This wording “female-identified” or “woman-ID” instead of “woman” or “women” has really taken off recently. When I was on twitter I used to see it at least once a day, usually from cisgender women. This phrase drives me absolutely nuts.

It’s being used in a lot of different contexts, but I will use advertising an event (like a try out for a team that plays in the women’s division) as an example for why I don’t like the wording. Imagine a team that competes in the women’s division tweeting, putting in the descriptor of their FB event, etc, “women-identified mixer!”:

My solution to this particular quandary is to say, “eligible W division players” “people eligible for the women’s division” etc because that is what we actually mean. Those are the restrictions. That is the actual line dividing people from welcome/unwelcome (I hope). Including other qualifiers is either wrong or unnecessarily exclusive. It also puts the focus on a person’s identity as a source of whether or not they will be welcomed, and what we actually want is for the focus to be on character. All good humans, loving teammates, hard workers, committed athletes, and people within the women’s division striving to be the best player they can be are welcome. And will be valued for those things, not their identities.

---

§ YOUR OBJECTIVE
Copy out the full post on the phrase "female-identified" word for word.

§ Document understanding data
---

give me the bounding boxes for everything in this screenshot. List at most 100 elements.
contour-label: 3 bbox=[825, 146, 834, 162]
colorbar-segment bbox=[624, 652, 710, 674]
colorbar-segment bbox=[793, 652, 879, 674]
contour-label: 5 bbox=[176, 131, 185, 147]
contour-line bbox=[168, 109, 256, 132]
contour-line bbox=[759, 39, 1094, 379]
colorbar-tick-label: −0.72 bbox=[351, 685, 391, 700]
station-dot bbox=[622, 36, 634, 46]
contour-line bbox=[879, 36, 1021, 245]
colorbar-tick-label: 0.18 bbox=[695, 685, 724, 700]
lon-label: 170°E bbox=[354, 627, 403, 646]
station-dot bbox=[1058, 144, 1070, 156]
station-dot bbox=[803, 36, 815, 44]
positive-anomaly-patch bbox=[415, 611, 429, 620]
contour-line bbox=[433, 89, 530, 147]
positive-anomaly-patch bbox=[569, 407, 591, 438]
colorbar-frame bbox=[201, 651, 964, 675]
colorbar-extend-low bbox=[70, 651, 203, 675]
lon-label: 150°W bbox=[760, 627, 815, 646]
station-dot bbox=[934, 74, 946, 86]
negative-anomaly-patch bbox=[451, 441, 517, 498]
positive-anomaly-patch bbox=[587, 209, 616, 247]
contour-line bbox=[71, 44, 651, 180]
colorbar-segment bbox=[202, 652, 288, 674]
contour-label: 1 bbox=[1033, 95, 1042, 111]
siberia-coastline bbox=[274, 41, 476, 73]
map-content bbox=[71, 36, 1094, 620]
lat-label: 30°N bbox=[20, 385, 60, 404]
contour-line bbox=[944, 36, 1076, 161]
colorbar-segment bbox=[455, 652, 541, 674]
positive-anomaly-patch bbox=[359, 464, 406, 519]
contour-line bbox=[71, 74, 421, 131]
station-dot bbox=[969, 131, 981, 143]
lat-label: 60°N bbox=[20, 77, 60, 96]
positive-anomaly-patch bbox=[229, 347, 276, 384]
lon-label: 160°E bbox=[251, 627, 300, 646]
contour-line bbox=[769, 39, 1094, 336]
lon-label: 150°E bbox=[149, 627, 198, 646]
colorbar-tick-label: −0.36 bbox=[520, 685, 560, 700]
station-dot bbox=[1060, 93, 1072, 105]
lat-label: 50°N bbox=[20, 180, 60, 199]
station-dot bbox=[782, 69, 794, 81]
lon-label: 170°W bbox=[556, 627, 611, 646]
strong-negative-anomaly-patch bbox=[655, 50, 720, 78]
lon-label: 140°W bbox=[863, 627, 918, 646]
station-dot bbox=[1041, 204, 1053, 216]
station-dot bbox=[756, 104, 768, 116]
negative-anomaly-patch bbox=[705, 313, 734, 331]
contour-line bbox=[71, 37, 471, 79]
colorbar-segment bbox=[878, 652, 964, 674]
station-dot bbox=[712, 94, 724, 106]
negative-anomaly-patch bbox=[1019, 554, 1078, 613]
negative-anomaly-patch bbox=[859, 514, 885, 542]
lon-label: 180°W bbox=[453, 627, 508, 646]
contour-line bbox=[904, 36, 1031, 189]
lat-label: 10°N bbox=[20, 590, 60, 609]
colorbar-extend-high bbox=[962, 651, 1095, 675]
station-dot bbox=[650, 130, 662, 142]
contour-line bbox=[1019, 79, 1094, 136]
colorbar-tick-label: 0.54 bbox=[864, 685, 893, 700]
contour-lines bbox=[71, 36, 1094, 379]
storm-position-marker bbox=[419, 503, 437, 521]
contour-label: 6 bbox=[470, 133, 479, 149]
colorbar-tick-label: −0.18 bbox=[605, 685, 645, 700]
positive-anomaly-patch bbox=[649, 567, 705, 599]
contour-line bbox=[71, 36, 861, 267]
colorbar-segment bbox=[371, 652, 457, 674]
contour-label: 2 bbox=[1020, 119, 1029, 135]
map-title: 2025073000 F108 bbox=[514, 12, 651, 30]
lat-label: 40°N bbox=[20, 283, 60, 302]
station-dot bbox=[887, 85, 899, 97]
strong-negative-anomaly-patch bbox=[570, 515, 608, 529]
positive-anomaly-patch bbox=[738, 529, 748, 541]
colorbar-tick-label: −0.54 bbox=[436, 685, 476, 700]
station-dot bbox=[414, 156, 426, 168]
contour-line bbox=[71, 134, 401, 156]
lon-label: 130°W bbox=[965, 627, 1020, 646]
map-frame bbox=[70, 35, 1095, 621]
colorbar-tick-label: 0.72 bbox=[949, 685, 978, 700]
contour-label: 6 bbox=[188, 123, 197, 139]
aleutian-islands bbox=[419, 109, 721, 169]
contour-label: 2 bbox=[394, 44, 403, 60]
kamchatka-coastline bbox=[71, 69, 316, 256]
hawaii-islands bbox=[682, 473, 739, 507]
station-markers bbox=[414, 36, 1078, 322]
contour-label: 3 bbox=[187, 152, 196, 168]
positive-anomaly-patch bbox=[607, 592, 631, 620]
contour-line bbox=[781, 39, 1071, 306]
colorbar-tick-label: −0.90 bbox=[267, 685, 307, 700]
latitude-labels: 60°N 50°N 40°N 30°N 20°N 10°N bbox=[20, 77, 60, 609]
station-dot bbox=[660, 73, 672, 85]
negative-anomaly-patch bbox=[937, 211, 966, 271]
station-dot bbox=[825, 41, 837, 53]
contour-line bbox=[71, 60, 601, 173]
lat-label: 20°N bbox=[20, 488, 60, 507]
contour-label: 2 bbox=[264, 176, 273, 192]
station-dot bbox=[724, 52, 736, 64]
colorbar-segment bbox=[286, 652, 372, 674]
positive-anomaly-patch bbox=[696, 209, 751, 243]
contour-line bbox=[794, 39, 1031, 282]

---

§ RESULT OF THIS EXERCISE
This wording “female-identified” or “woman-ID” instead of “woman” or “women” has really taken off recently. When I was on twitter I used to see it at least once a day, usually from cisgender women. This phrase drives me absolutely nuts.

It’s being used in a lot of different contexts, but I will use advertising an event (like a try out for a team that plays in the women’s division) as an example for why I don’t like the wording. Imagine a team that competes in the women’s division tweeting, putting in the descriptor of their FB event, etc, “women-identified mixer!”:

My solution to this particular quandary is to say, “eligible W division players” “people eligible for the women’s division” etc because that is what we actually mean. Those are the restrictions. That is the actual line dividing people from welcome/unwelcome (I hope). Including other qualifiers is either wrong or unnecessarily exclusive. It also puts the focus on a person’s identity as a source of whether or not they will be welcomed, and what we actually want is for the focus to be on character. All good humans, loving teammates, hard workers, committed athletes, and people within the women’s division striving to be the best player they can be are welcome. And will be valued for those things, not their identities.